Problem details:
List each line of the data in which the string "Firm" appears.

Input rows:
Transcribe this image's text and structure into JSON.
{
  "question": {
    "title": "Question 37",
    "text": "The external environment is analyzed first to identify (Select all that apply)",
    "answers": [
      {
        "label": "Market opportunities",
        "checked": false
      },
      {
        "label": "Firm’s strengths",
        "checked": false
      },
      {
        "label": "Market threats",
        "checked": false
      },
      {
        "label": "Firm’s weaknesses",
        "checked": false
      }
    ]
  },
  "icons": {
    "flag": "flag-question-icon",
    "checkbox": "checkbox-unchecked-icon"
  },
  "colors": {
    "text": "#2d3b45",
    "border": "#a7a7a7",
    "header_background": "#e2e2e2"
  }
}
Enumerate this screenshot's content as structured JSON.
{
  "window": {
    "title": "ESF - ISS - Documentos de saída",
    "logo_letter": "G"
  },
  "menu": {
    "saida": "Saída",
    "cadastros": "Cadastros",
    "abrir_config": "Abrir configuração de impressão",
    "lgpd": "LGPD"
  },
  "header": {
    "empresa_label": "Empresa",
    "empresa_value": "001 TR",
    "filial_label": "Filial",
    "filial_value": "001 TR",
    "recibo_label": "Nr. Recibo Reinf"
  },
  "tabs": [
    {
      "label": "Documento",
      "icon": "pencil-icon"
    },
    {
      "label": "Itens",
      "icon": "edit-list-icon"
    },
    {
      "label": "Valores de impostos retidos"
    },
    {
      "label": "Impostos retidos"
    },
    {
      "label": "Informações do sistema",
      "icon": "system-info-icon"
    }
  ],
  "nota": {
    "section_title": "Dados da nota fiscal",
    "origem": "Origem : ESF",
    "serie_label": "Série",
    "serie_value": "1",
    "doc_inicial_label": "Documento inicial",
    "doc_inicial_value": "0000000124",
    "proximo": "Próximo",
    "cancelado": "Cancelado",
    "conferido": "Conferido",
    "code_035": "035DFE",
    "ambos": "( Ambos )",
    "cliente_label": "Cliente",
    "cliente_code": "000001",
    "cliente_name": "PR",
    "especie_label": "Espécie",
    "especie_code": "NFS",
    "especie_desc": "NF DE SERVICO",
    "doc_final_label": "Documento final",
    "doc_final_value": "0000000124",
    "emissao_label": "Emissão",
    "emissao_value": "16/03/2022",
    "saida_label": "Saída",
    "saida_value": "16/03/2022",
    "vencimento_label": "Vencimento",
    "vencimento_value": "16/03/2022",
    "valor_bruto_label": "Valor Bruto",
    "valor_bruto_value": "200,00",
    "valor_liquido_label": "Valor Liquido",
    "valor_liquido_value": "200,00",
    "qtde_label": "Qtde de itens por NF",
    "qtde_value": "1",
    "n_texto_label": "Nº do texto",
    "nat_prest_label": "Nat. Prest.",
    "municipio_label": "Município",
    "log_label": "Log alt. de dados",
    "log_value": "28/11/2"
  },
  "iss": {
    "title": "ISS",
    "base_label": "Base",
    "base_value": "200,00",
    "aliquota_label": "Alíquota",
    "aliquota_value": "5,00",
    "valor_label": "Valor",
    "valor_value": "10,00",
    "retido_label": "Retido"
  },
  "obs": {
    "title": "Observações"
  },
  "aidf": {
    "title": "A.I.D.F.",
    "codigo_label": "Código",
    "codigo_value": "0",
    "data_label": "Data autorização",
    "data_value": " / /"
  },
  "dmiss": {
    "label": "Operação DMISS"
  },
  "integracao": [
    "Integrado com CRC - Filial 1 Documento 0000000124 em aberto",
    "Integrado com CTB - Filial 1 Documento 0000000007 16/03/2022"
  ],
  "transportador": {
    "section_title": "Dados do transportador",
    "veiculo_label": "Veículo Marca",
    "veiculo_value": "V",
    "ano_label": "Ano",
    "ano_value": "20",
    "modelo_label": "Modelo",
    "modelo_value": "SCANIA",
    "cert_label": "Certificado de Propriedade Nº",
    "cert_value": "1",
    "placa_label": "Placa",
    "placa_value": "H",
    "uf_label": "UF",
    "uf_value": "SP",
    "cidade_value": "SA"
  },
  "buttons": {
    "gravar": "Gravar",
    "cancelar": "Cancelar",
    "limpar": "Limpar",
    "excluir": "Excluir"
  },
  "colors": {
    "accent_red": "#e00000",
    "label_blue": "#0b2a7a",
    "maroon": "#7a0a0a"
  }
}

Full response:
        "label": "Firm’s strengths",
        "label": "Firm’s weaknesses",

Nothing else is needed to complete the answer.